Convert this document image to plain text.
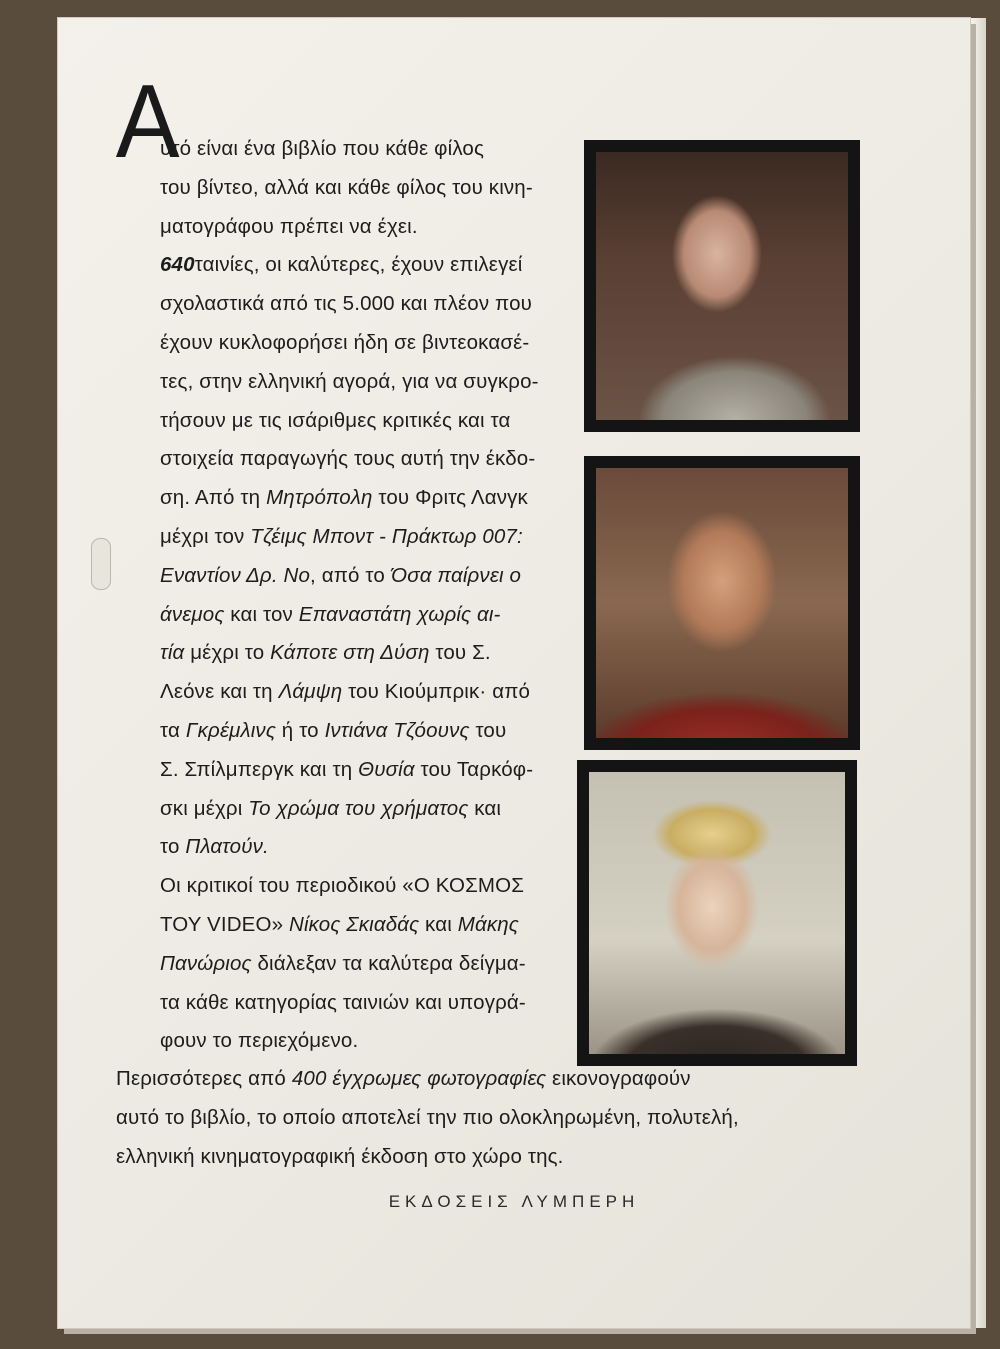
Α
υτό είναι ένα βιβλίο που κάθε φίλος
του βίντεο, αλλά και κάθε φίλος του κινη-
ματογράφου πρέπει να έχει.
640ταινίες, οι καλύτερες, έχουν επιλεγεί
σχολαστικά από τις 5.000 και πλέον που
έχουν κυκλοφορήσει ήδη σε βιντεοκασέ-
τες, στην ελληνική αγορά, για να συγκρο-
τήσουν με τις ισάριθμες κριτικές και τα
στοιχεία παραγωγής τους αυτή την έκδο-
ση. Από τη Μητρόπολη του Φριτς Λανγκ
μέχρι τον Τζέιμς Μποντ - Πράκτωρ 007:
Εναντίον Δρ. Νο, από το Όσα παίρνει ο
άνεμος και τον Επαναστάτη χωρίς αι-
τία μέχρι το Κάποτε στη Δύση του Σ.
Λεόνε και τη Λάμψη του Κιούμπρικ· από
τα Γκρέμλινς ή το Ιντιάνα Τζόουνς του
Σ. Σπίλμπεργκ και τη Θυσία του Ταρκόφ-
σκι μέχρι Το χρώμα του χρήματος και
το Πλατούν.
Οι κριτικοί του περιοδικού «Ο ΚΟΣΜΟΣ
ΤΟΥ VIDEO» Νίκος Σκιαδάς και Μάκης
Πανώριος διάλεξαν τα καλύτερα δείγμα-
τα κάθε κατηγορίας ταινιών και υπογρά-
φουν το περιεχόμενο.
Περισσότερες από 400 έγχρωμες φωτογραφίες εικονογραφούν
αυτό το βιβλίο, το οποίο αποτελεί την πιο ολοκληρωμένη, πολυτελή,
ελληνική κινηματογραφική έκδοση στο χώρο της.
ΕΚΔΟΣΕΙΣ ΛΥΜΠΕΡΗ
---
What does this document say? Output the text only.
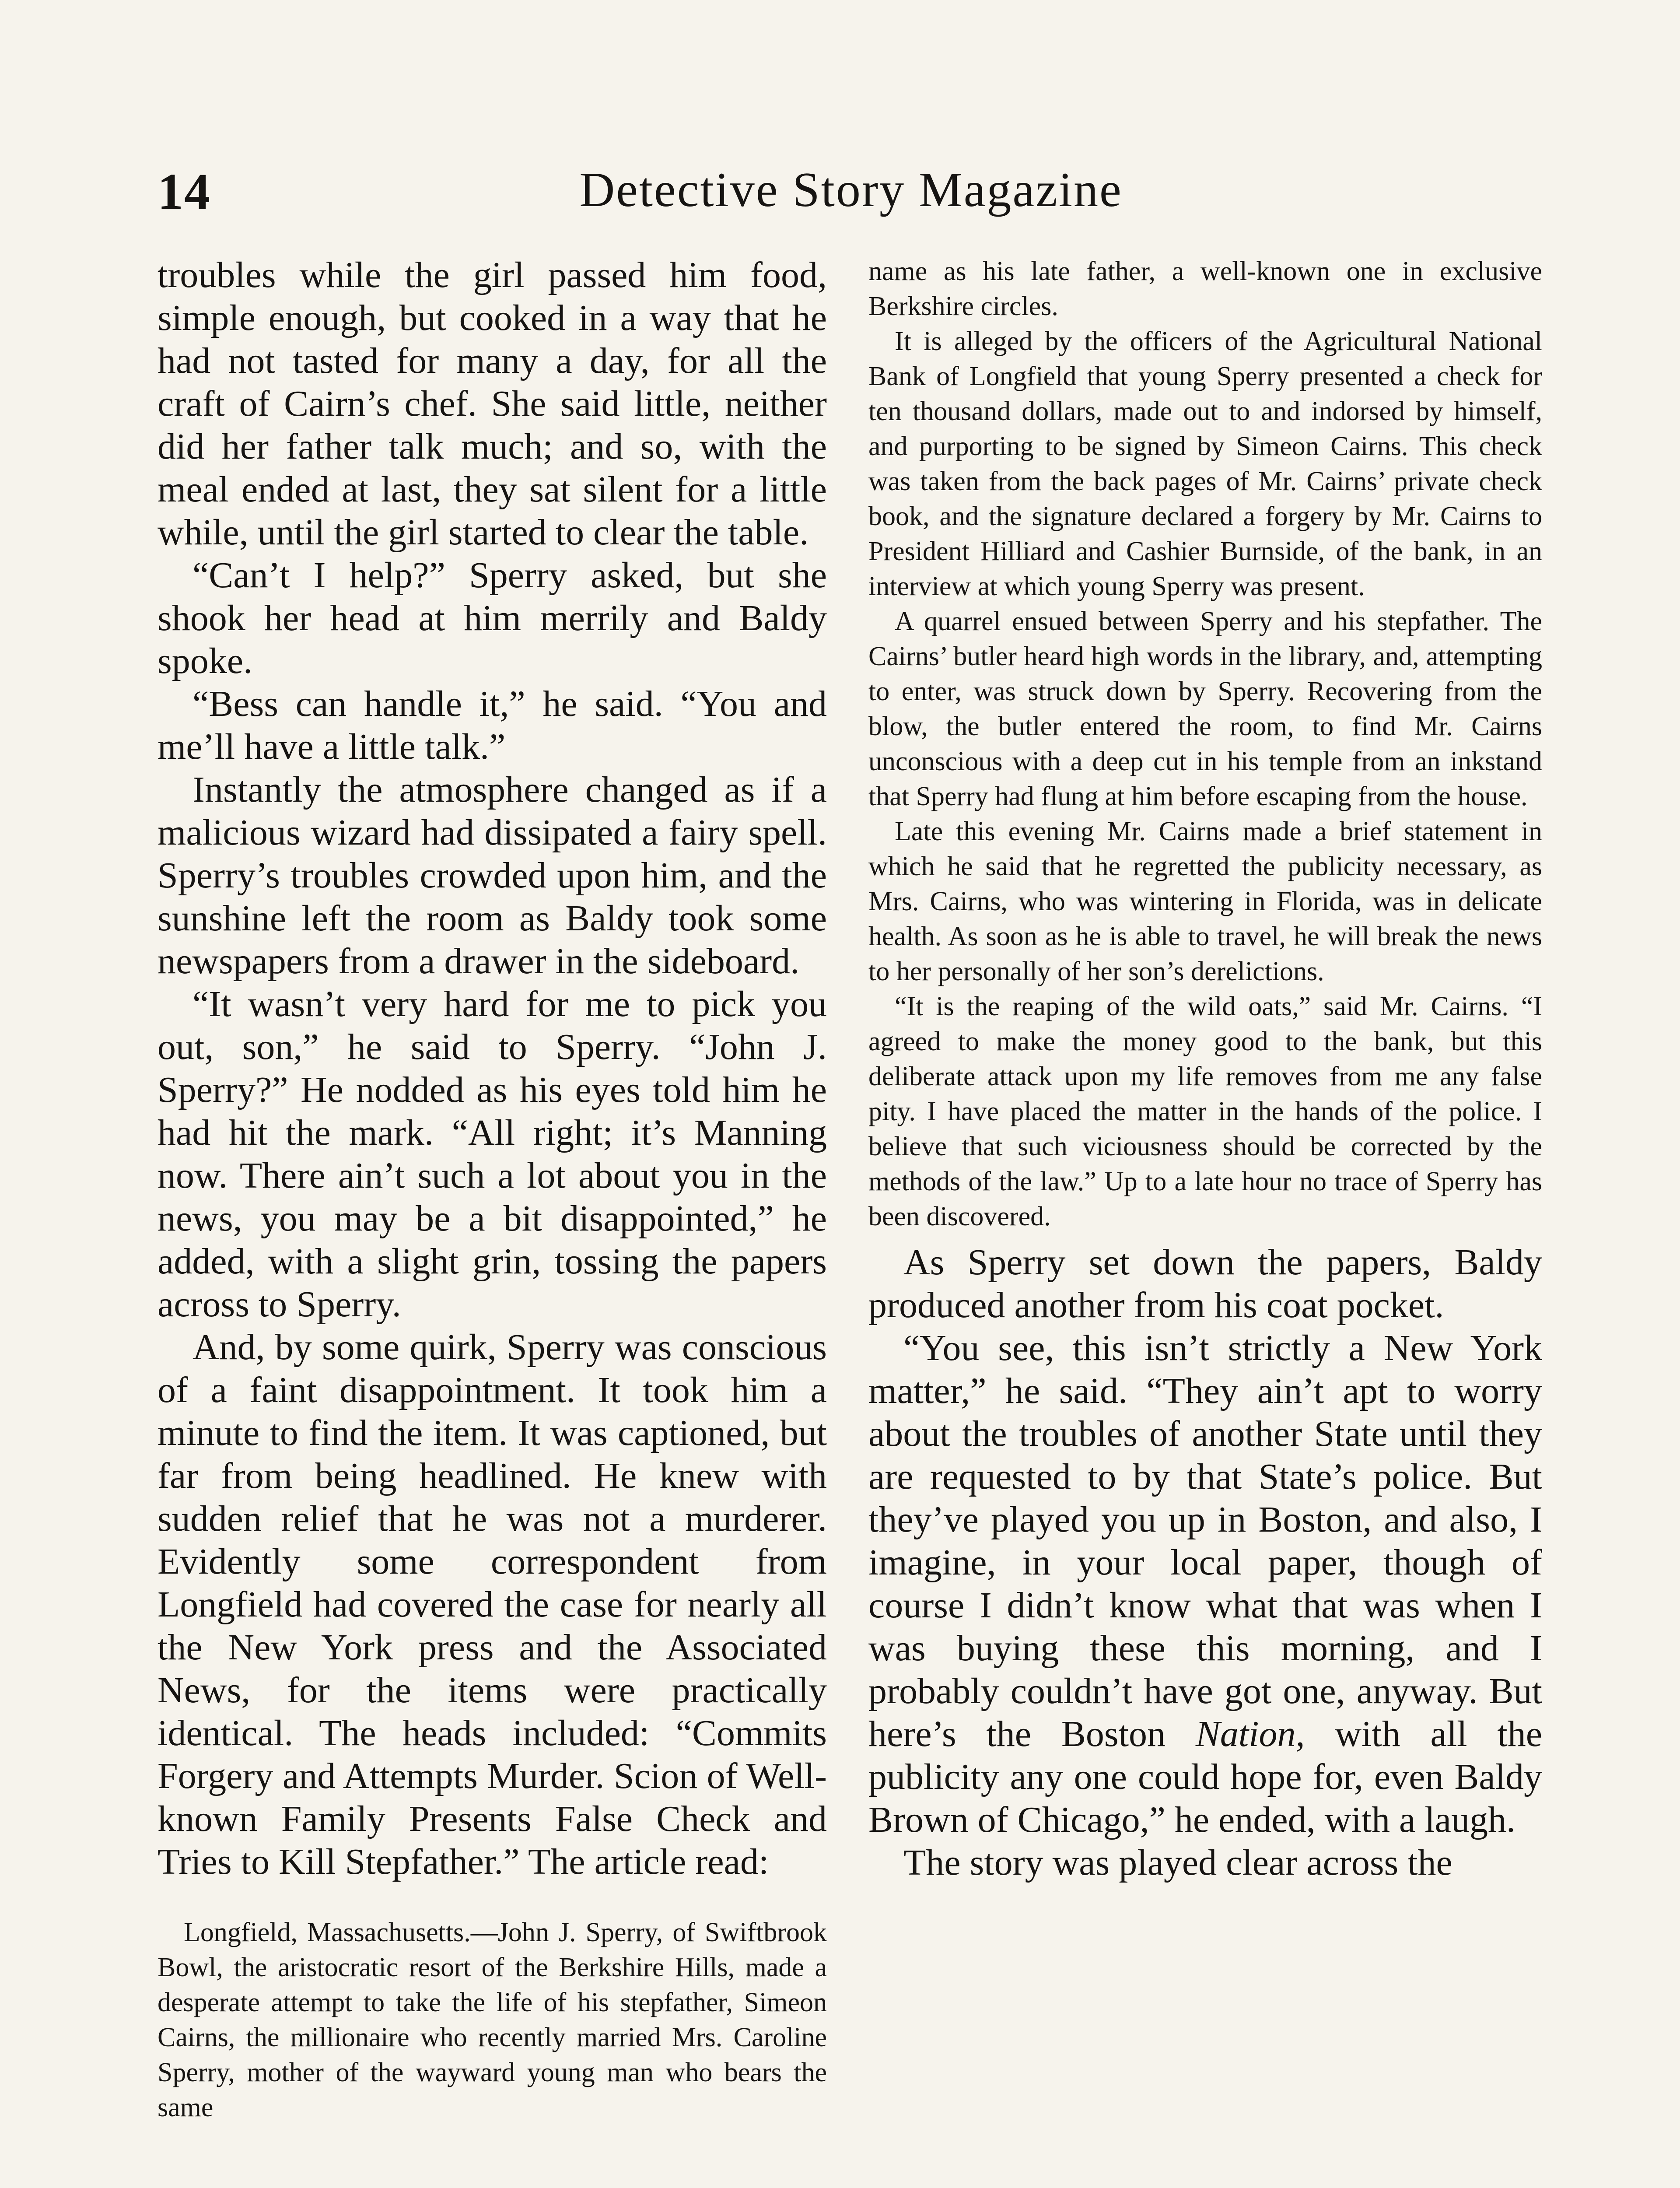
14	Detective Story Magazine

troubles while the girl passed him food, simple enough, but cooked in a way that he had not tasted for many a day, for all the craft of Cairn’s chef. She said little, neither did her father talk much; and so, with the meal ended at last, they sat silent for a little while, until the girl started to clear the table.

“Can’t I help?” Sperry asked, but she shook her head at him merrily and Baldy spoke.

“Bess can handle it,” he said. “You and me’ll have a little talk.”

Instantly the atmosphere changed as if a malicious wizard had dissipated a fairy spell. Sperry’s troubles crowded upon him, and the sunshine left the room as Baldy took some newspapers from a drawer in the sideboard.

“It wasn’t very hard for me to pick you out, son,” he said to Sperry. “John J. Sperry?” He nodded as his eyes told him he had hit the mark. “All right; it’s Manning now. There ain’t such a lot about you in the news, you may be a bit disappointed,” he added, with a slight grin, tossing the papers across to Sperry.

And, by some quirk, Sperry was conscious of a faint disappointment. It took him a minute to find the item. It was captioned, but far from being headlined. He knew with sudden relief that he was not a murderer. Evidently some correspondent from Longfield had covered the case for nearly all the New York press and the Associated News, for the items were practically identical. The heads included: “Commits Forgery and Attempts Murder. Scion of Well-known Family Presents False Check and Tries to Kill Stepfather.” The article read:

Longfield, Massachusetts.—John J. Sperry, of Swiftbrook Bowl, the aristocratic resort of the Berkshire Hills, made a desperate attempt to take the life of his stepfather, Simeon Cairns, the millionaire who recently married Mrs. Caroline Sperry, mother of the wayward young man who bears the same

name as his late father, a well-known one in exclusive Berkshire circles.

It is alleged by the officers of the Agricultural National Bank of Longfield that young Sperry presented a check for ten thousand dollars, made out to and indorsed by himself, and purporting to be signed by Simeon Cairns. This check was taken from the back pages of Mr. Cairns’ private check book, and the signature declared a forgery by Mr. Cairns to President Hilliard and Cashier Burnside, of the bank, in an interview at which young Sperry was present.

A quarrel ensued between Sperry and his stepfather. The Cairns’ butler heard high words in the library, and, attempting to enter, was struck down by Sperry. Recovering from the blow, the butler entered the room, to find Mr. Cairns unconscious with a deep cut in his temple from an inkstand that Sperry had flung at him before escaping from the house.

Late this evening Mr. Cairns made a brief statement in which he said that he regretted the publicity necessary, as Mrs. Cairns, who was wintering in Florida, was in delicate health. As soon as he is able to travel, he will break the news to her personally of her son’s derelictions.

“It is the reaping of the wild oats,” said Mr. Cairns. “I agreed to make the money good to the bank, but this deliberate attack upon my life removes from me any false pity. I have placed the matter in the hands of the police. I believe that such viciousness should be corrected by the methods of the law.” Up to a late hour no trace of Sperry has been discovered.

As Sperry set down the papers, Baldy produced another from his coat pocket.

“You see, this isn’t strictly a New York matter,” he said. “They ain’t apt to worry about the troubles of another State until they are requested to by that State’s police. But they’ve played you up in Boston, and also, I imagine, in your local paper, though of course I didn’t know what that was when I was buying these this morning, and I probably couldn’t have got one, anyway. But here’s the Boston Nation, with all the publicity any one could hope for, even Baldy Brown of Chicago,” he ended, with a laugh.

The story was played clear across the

What is needed. Note every line above where the string "έχουν" shows up, and copy those lines.

Solution below.
640ταινίες, οι καλύτερες, έχουν επιλεγεί
έχουν κυκλοφορήσει ήδη σε βιντεοκασέ-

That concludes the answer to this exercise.